### Document
****************
5. Your Extrovert is NOT “high maintenance”: Your Extrovert requires a good deal of care to be healthy and happy, but no more so than you. When your friends let you be alone for a bit, they are caring about you enough to leave you out as needed. When your Extrovert goes off to do their own thing without you, they are probably taking your introvertedness into account. Introverts also tend to internalize things more than Extroverts. Your Extrovert may often voice opinions, feelings, or problems you think about but keep to yourself. This doesn’t mean you are dealing with them better, or that they are. You just have different methods of facing things, and that’s okay. Talk to your Extrovert about these things as they come up, and remember to continue to participate in the conversation once you’ve got your Extrovert going.
****************
### Data provided
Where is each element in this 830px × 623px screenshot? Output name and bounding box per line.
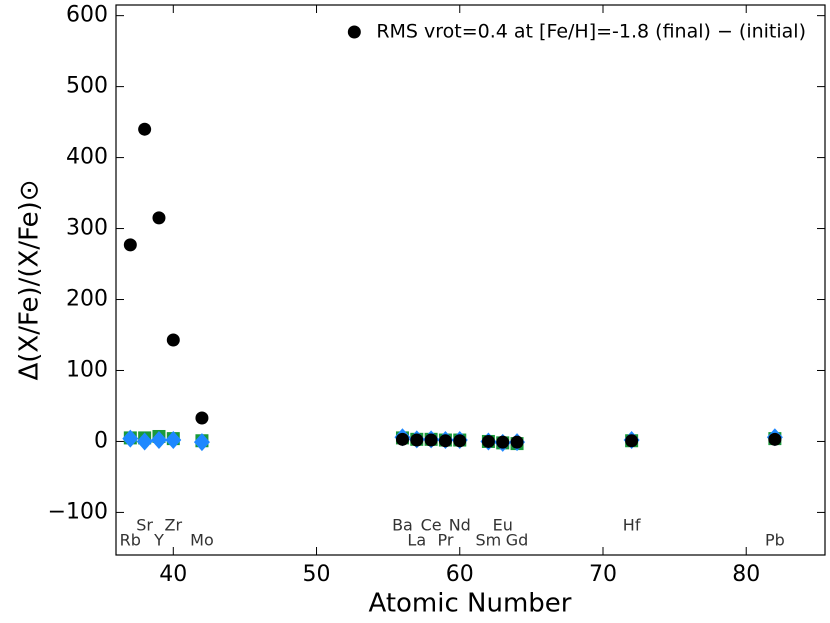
****************
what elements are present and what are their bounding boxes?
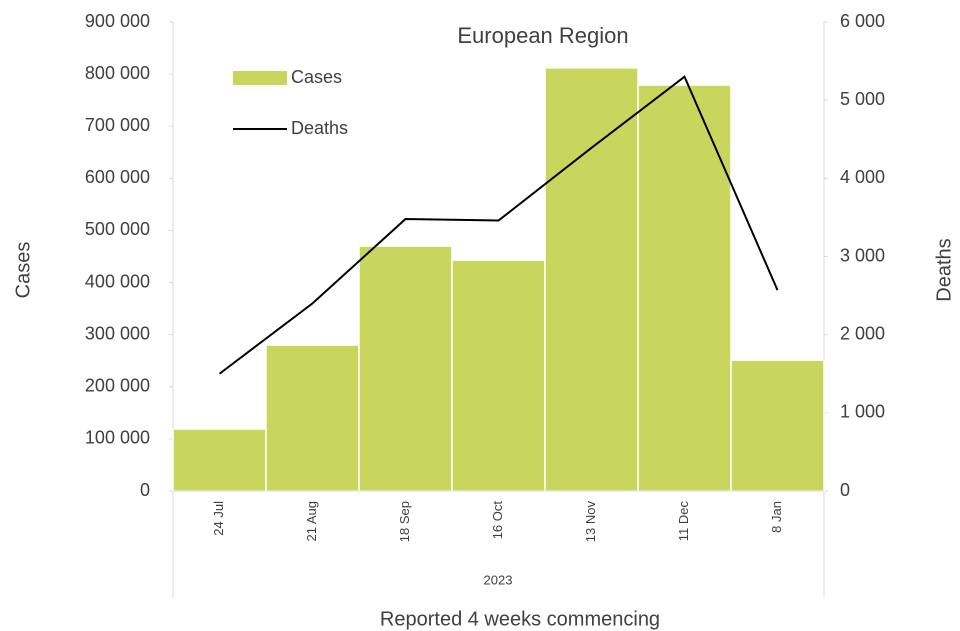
****************
### Task list
[a] For each statement, say whether it agrees with the passage on Extroverts. Answer yes or no, and quote the passage's deciding words exactly. (i) An Extrovert needs more care than the reader does. (ii) Introverts tend to internalize things more than Extroverts. (iii) Keeping problems to yourself means you are dealing with them better.
[b] Copy the passage on Extroverts word for word, from "5. Your Extrovert" up to and including "your Extrovert going.".
[c] Resume the passage on Extroverts, picking up right after its final sentence.
The rows aren't needed for any of this.

### Results for the exercise
[a]
(i) No: "Your Extrovert requires a good deal of care to be healthy and happy, but no more so than you."
(ii) Yes: "Introverts also tend to internalize things more than Extroverts."
(iii) No: "This doesn’t mean you are dealing with them better, or that they are."

[b]
5. Your Extrovert is NOT “high maintenance”: Your Extrovert requires a good deal of care to be healthy and happy, but no more so than you. When your friends let you be alone for a bit, they are caring about you enough to leave you out as needed. When your Extrovert goes off to do their own thing without you, they are probably taking your introvertedness into account. Introverts also tend to internalize things more than Extroverts. Your Extrovert may often voice opinions, feelings, or problems you think about but keep to yourself. This doesn’t mean you are dealing with them better, or that they are. You just have different methods of facing things, and that’s okay. Talk to your Extrovert about these things as they come up, and remember to continue to participate in the conversation once you’ve got your Extrovert going.

[c]
6. If your Extrovert appears sluggish or down, Emergency Measures should be taken IMMEDIATELY: This is it, friend, this is the time when your Extrovert is as their neediest, and it’s possible the lack of stimuli and energy is going to lead them into a depressed emotional state. They require something energizing and fast. Grab the car keys and dash out to the movie theater, or just sit down and ask them about their day and be prepared to listen, and ask for details, encourage the conversation from their side. Extroverts like talking, Introverts like listening - honestly, we should be able to get along just fine. A good cure for this dangerous time is a good dinner out someplace (doesn’t have to be fancy), and a car trip for twenty minutes or so (turn up some tunes if conversation is lacking, this will still help to stimulate your Extrovert) but usually not longer, as your Extrovert can grow bored. Live out in the middle of nowhere? Roll those windows down and take turns shouting at the cows to see if you can get them to react. Live in a metropolis area? Just take a walk down the city streets, maybe buy them some ice cream. (Warning: sugar at this stage can be very beneficial, but can also lead to an extremely hyper state which, if you’re not careful, can lead to a breakdown. Ice cream is good, but make sure to do something afterward to help that energy work through their system - and yours!)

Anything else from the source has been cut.